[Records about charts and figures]

──────

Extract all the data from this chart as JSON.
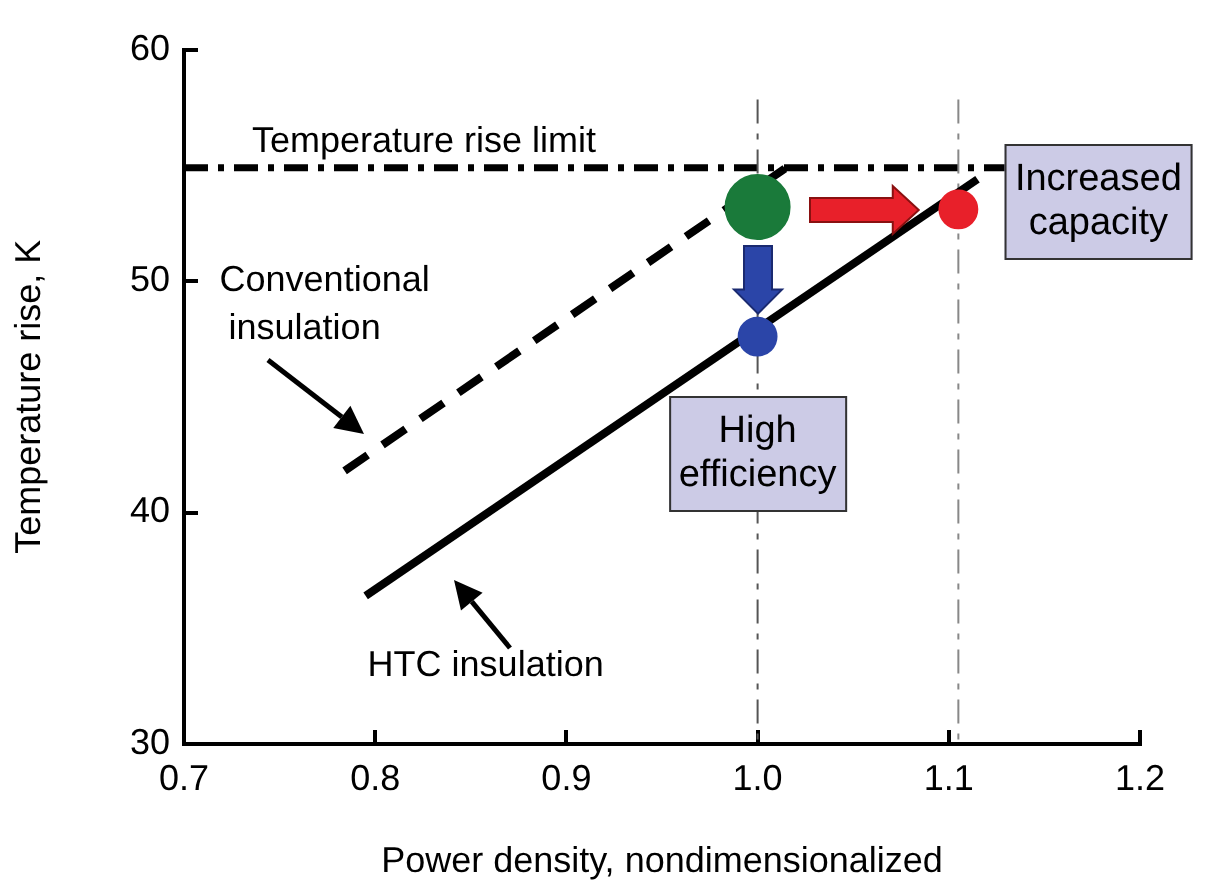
{
  "chart_data": {
    "type": "line",
    "xlabel": "Power density, nondimensionalized",
    "ylabel": "Temperature rise, K",
    "xlim": [
      0.7,
      1.2
    ],
    "xticks": [
      {
        "value": 0.7,
        "label": "0.7"
      },
      {
        "value": 0.8,
        "label": "0.8"
      },
      {
        "value": 0.9,
        "label": "0.9"
      },
      {
        "value": 1.0,
        "label": "1.0"
      },
      {
        "value": 1.1,
        "label": "1.1"
      },
      {
        "value": 1.2,
        "label": "1.2"
      }
    ],
    "ylim": [
      30,
      60
    ],
    "yticks": [
      30,
      40,
      50,
      60
    ],
    "grid": false,
    "marker": "none",
    "series": [
      {
        "name": "Conventional insulation",
        "color": "#000000",
        "line_style": "dashed",
        "x": [
          0.784,
          1.015
        ],
        "values": [
          41.8,
          54.9
        ]
      },
      {
        "name": "HTC insulation",
        "color": "#000000",
        "line_style": "solid",
        "x": [
          0.795,
          1.115
        ],
        "values": [
          36.4,
          54.4
        ]
      },
      {
        "type": "scatter",
        "marker": "circle",
        "x": [
          1.0,
          1.0,
          1.105
        ],
        "values": [
          53.2,
          47.6,
          53.1
        ],
        "sizes": [
          1,
          0.35,
          0.35
        ],
        "colors": [
          "#1a7a3a",
          "#2b45a8",
          "#e8202a"
        ]
      }
    ],
    "ref_lines": [
      {
        "axis": "y",
        "value": 54.9,
        "label": "Temperature rise limit",
        "color": "#000000",
        "line_style": "dashdot"
      },
      {
        "axis": "x",
        "value": 1.0,
        "color": "#555555",
        "line_style": "dashdot"
      },
      {
        "axis": "x",
        "value": 1.105,
        "color": "#888888",
        "line_style": "dashdot"
      }
    ],
    "annotations": [
      {
        "text": "High efficiency",
        "x": 1.0,
        "y": 42.5
      },
      "Increased capacity"
    ]
  }
}
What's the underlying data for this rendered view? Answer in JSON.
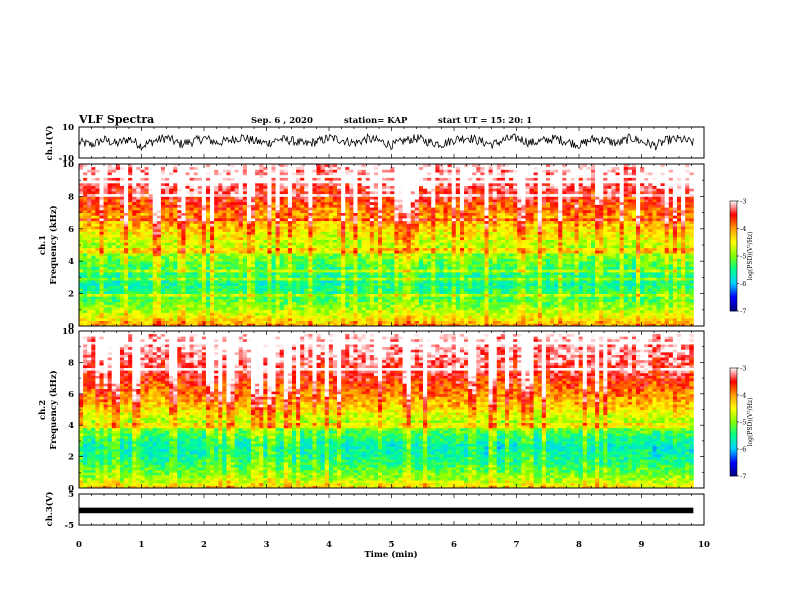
{
  "header": {
    "title": "VLF Spectra",
    "date": "Sep. 6 , 2020",
    "station": "station= KAP",
    "start": "start UT =  15: 20: 1"
  },
  "chart_data": [
    {
      "type": "line",
      "panel": "ch1-waveform",
      "ylabel": "ch.1(V)",
      "ylim": [
        -10,
        10
      ],
      "y_tick_labels": [
        "10",
        "-10"
      ],
      "x_range_min": [
        0,
        9.83
      ],
      "series": [
        {
          "color": "#000000",
          "values": [
            0.2,
            -1.5,
            1.8,
            -0.8,
            2.5,
            -2.2,
            1.0,
            3.2,
            -1.0,
            0.5,
            2.8,
            -0.2,
            1.5,
            3.5,
            0.8,
            -0.5,
            2.2,
            1.2,
            -1.2,
            0.6,
            3.0,
            1.6,
            -0.4,
            2.4,
            0.9,
            -1.8,
            1.3,
            2.7,
            0.1,
            -0.9,
            2.0,
            3.4,
            0.7,
            -1.3,
            1.9,
            2.9,
            -0.3,
            1.1,
            2.6,
            0.4,
            -1.6,
            2.3,
            1.4,
            -0.7,
            3.1,
            0.3,
            -2.0,
            1.7,
            2.1,
            -0.1
          ]
        }
      ]
    },
    {
      "type": "heatmap",
      "panel": "ch1-spectrogram",
      "ylabel": "ch.1\nFrequency (kHz)",
      "ylabel_line1": "ch.1",
      "ylabel_line2": "Frequency (kHz)",
      "ylim": [
        0,
        10
      ],
      "y_ticks": [
        0,
        2,
        4,
        6,
        8,
        10
      ],
      "x_range_min": [
        0,
        9.83
      ],
      "freq_profile_log_psd": [
        -4.1,
        -4.6,
        -5.0,
        -5.3,
        -5.5,
        -5.7,
        -5.6,
        -5.4,
        -5.2,
        -5.0,
        -4.9,
        -4.6,
        -4.4,
        -4.2,
        -4.0,
        -3.8,
        -3.6,
        -3.4,
        -3.3,
        -3.2
      ],
      "colorbar": {
        "label": "log(PSD)(V²/Hz)",
        "min": -7,
        "max": -3,
        "ticks": [
          "-3",
          "-4",
          "-5",
          "-6",
          "-7"
        ]
      }
    },
    {
      "type": "heatmap",
      "panel": "ch2-spectrogram",
      "ylabel": "ch.2\nFrequency (kHz)",
      "ylabel_line1": "ch.2",
      "ylabel_line2": "Frequency (kHz)",
      "ylim": [
        0,
        10
      ],
      "y_ticks": [
        0,
        2,
        4,
        6,
        8,
        10
      ],
      "x_range_min": [
        0,
        9.83
      ],
      "freq_profile_log_psd": [
        -4.4,
        -4.9,
        -5.2,
        -5.5,
        -5.7,
        -5.8,
        -5.6,
        -5.3,
        -5.0,
        -4.7,
        -4.4,
        -4.2,
        -4.0,
        -3.8,
        -3.6,
        -3.5,
        -3.4,
        -3.3,
        -3.2,
        -3.1
      ],
      "colorbar": {
        "label": "log(PSD)(V²/Hz)",
        "min": -7,
        "max": -3,
        "ticks": [
          "-3",
          "-4",
          "-5",
          "-6",
          "-7"
        ]
      }
    },
    {
      "type": "line",
      "panel": "ch3-waveform",
      "ylabel": "ch.3(V)",
      "ylim": [
        -5,
        5
      ],
      "y_tick_labels": [
        "5",
        "-5"
      ],
      "x_range_min": [
        0,
        9.83
      ],
      "band_range_v": [
        -1.2,
        0.6
      ],
      "series": [
        {
          "color": "#000000",
          "values": []
        }
      ]
    }
  ],
  "x_axis": {
    "label": "Time (min)",
    "lim": [
      0,
      10
    ],
    "ticks": [
      "0",
      "1",
      "2",
      "3",
      "4",
      "5",
      "6",
      "7",
      "8",
      "9",
      "10"
    ]
  },
  "colors": {
    "spectral_scale": [
      "#00007f",
      "#0000ff",
      "#00cfff",
      "#00ff90",
      "#7fff00",
      "#ffff00",
      "#ff9a00",
      "#ff0000",
      "#ffffff"
    ]
  }
}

──────

WHAT IS NEEDED - Out of the material above, select every line that holds the string "JSON".

SOLVED PROBLEM -
Extract all the data from this chart as JSON.
What's the underlying data for this rendered view? Answer in JSON.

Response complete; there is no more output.